TASK DESCRIPTION ▸
Reproduce the entries exactly.

>>>

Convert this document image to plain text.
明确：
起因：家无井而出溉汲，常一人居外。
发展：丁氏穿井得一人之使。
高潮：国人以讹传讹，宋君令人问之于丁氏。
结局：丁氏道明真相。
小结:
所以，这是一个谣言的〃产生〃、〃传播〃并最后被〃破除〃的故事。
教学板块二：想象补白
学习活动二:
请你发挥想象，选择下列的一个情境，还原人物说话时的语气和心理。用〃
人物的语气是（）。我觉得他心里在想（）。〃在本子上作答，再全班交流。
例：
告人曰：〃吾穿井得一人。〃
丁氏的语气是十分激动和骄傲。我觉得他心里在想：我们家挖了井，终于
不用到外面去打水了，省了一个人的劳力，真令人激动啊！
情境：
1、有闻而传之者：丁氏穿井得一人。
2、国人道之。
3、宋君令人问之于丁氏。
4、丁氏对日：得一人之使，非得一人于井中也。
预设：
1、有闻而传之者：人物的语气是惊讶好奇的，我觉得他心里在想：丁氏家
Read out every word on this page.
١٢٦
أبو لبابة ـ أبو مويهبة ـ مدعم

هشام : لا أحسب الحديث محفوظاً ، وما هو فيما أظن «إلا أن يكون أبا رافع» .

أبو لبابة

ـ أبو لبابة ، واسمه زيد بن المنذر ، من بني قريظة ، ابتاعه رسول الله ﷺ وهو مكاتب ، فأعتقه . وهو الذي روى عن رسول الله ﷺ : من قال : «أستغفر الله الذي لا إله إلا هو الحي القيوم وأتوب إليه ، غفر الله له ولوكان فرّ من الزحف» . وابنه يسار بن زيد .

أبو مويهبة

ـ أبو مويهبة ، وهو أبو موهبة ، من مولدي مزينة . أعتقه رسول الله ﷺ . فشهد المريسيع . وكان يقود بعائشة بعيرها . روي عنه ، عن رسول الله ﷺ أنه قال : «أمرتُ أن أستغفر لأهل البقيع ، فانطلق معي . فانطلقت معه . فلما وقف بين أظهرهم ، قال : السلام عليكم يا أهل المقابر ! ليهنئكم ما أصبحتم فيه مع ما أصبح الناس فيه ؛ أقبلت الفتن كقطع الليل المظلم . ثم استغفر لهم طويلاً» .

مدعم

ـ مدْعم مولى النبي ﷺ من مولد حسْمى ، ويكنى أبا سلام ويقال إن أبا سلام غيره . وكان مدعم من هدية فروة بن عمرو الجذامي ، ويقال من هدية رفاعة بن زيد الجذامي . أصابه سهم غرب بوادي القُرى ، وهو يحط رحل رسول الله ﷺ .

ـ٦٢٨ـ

<<<

FINISHED EXERCISE ▸
Convert this document image to plain text.
明确：
起因：家无井而出溉汲，常一人居外。
发展：丁氏穿井得一人之使。
高潮：国人以讹传讹，宋君令人问之于丁氏。
结局：丁氏道明真相。
小结:
所以，这是一个谣言的〃产生〃、〃传播〃并最后被〃破除〃的故事。
教学板块二：想象补白
学习活动二:
请你发挥想象，选择下列的一个情境，还原人物说话时的语气和心理。用〃
人物的语气是（）。我觉得他心里在想（）。〃在本子上作答，再全班交流。
例：
告人曰：〃吾穿井得一人。〃
丁氏的语气是十分激动和骄傲。我觉得他心里在想：我们家挖了井，终于
不用到外面去打水了，省了一个人的劳力，真令人激动啊！
情境：
1、有闻而传之者：丁氏穿井得一人。
2、国人道之。
3、宋君令人问之于丁氏。
4、丁氏对日：得一人之使，非得一人于井中也。
预设：
1、有闻而传之者：人物的语气是惊讶好奇的，我觉得他心里在想：丁氏家
Read out every word on this page.
١٢٦
أبو لبابة ـ أبو مويهبة ـ مدعم

هشام : لا أحسب الحديث محفوظاً ، وما هو فيما أظن «إلا أن يكون أبا رافع» .

أبو لبابة

ـ أبو لبابة ، واسمه زيد بن المنذر ، من بني قريظة ، ابتاعه رسول الله ﷺ وهو مكاتب ، فأعتقه . وهو الذي روى عن رسول الله ﷺ : من قال : «أستغفر الله الذي لا إله إلا هو الحي القيوم وأتوب إليه ، غفر الله له ولوكان فرّ من الزحف» . وابنه يسار بن زيد .

أبو مويهبة

ـ أبو مويهبة ، وهو أبو موهبة ، من مولدي مزينة . أعتقه رسول الله ﷺ . فشهد المريسيع . وكان يقود بعائشة بعيرها . روي عنه ، عن رسول الله ﷺ أنه قال : «أمرتُ أن أستغفر لأهل البقيع ، فانطلق معي . فانطلقت معه . فلما وقف بين أظهرهم ، قال : السلام عليكم يا أهل المقابر ! ليهنئكم ما أصبحتم فيه مع ما أصبح الناس فيه ؛ أقبلت الفتن كقطع الليل المظلم . ثم استغفر لهم طويلاً» .

مدعم

ـ مدْعم مولى النبي ﷺ من مولد حسْمى ، ويكنى أبا سلام ويقال إن أبا سلام غيره . وكان مدعم من هدية فروة بن عمرو الجذامي ، ويقال من هدية رفاعة بن زيد الجذامي . أصابه سهم غرب بوادي القُرى ، وهو يحط رحل رسول الله ﷺ .

ـ٦٢٨ـ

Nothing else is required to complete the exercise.